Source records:
■ ■ ■

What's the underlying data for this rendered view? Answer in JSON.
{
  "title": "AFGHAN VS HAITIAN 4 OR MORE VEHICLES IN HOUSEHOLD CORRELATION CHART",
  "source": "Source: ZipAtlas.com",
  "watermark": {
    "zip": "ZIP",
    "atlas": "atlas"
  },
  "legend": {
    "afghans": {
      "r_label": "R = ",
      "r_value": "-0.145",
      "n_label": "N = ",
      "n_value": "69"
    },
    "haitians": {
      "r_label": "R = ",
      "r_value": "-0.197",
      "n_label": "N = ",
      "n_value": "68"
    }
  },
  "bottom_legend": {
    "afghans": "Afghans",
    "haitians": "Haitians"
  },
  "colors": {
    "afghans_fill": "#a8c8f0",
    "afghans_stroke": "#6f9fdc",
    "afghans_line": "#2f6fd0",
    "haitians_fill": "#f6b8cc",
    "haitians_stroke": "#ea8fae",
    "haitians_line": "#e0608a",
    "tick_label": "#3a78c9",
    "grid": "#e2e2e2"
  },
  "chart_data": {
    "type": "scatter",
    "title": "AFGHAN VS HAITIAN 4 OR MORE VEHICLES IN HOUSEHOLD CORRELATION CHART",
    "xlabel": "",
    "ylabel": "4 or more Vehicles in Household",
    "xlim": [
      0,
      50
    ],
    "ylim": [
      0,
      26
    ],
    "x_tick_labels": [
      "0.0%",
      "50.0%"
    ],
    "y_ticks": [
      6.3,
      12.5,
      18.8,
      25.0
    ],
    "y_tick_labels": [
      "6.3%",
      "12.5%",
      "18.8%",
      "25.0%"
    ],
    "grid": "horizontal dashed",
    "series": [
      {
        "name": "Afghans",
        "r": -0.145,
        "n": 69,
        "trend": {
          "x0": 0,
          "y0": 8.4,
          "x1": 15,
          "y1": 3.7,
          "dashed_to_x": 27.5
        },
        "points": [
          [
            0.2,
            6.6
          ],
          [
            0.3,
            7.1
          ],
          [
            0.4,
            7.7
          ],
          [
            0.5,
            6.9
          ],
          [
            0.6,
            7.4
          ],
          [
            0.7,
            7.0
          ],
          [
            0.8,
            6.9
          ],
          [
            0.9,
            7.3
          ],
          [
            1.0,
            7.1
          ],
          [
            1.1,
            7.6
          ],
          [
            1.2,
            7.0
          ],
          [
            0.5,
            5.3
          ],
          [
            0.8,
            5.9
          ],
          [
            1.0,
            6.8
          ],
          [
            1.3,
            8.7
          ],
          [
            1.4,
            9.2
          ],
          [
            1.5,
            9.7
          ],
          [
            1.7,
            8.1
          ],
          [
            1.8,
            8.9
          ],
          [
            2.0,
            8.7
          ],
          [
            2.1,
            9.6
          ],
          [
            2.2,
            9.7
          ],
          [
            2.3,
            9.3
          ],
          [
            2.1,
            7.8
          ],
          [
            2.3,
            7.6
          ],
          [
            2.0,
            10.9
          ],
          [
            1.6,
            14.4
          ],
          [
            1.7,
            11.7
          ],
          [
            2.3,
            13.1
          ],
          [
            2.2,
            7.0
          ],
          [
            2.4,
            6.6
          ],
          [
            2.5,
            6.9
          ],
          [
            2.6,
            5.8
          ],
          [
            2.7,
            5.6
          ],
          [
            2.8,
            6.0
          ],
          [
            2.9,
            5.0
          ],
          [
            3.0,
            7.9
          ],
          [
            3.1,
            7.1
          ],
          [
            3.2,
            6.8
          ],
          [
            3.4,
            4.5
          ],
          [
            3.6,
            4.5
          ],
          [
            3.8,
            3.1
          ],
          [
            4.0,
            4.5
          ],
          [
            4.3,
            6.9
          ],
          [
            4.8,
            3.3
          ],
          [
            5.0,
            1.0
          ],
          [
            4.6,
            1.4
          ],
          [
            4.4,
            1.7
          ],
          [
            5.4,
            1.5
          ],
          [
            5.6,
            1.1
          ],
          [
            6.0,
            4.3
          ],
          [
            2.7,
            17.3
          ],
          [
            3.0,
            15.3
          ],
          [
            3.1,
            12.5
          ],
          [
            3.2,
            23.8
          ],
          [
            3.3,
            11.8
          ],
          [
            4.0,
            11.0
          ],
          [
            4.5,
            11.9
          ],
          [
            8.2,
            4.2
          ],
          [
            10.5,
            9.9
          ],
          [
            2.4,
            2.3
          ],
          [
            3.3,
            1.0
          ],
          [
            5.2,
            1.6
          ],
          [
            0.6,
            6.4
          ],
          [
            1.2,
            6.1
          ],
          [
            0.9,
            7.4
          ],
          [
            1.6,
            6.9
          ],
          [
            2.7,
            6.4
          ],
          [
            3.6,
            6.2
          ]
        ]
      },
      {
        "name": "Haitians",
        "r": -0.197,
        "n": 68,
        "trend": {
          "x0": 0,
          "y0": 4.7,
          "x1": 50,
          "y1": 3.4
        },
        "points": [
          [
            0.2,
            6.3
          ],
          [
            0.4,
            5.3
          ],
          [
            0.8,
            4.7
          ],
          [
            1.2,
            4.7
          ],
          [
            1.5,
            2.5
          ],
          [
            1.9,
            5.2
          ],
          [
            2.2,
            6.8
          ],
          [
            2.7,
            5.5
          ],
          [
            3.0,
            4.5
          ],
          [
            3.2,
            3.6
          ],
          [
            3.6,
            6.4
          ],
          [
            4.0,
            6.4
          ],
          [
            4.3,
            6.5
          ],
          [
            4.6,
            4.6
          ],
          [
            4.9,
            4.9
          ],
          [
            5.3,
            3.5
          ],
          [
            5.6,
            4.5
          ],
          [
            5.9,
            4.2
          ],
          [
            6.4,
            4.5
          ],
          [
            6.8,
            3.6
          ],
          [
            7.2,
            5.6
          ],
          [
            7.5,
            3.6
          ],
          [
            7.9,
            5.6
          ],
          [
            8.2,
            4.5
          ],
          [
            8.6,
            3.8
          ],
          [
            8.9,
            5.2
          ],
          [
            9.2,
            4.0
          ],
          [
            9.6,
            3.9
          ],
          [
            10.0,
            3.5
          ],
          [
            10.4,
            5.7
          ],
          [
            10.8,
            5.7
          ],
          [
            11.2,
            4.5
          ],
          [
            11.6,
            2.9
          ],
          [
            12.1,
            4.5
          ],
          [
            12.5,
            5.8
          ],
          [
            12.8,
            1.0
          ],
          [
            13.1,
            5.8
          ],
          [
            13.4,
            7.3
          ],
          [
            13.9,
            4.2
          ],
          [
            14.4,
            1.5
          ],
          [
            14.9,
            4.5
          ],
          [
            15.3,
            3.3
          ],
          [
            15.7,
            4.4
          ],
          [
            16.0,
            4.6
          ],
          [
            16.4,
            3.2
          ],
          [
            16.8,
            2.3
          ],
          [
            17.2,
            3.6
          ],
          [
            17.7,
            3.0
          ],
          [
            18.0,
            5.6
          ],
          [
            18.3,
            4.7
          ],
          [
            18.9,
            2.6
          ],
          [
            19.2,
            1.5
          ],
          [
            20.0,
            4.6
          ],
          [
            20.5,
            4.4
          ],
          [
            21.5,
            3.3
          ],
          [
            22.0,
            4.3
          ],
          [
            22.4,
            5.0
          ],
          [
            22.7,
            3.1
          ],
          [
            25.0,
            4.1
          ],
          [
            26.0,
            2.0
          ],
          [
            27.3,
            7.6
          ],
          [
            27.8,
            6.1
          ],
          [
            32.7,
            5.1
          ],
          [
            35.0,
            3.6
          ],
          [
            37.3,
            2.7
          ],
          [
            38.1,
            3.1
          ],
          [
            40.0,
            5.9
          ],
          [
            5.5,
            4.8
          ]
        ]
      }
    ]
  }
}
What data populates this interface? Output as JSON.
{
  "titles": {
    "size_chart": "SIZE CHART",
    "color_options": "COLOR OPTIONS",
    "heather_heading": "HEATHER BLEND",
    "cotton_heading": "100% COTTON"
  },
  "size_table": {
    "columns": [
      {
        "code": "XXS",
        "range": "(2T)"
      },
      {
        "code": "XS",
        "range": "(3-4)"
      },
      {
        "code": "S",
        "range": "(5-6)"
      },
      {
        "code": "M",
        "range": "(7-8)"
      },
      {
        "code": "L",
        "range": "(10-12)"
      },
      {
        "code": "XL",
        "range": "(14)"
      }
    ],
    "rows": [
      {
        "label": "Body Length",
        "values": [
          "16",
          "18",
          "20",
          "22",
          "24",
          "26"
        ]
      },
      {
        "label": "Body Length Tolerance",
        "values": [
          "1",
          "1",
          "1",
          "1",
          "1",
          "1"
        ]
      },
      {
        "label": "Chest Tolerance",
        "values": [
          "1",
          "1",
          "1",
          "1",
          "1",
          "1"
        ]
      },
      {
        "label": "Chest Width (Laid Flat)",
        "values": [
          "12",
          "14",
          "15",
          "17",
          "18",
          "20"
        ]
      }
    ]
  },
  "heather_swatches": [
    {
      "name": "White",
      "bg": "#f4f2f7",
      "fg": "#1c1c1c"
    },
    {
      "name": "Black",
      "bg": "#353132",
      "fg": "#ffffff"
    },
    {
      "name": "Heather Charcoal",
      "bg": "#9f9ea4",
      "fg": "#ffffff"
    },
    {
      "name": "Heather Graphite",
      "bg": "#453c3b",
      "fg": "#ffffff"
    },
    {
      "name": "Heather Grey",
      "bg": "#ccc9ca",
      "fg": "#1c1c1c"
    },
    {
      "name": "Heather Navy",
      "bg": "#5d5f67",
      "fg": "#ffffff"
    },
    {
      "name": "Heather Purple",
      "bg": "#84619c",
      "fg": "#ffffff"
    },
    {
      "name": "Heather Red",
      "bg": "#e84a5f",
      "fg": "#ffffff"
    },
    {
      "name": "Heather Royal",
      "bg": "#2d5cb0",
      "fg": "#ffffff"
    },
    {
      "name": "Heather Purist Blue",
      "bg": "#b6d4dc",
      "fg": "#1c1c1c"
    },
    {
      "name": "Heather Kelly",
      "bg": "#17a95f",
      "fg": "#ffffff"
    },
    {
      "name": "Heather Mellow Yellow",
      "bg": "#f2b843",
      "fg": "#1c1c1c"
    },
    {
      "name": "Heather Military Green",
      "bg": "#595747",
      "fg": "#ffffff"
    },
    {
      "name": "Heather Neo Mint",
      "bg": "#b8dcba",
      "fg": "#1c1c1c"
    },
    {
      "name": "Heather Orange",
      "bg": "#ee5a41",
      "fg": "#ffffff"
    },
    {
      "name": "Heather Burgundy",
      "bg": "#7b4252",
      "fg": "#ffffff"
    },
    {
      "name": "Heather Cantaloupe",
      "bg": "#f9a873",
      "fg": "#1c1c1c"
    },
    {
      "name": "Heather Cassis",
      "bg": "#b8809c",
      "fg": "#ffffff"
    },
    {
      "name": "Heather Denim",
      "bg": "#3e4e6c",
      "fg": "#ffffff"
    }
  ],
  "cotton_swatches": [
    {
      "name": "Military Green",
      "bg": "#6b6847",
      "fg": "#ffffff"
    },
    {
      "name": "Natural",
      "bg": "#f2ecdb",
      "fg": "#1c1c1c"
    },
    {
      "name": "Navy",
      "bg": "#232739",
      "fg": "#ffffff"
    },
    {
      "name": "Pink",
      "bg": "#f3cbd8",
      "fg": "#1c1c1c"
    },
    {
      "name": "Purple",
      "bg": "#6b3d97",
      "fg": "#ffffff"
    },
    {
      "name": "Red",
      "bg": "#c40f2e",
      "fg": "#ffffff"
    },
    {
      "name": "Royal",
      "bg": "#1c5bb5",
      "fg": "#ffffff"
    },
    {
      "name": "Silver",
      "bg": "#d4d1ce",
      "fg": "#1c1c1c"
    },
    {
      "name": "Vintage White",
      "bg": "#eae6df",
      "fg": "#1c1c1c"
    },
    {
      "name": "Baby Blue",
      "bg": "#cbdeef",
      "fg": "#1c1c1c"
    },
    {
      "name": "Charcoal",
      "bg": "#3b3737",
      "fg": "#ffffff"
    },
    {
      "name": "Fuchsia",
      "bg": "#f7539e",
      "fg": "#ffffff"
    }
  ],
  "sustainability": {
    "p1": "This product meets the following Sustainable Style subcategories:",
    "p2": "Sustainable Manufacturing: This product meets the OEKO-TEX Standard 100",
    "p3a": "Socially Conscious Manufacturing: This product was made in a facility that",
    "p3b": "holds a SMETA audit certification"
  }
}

■ ■ ■

From the entries above, copy every line that holds the word "Body".

FINAL RESULT:
        "label": "Body Length",
        "label": "Body Length Tolerance",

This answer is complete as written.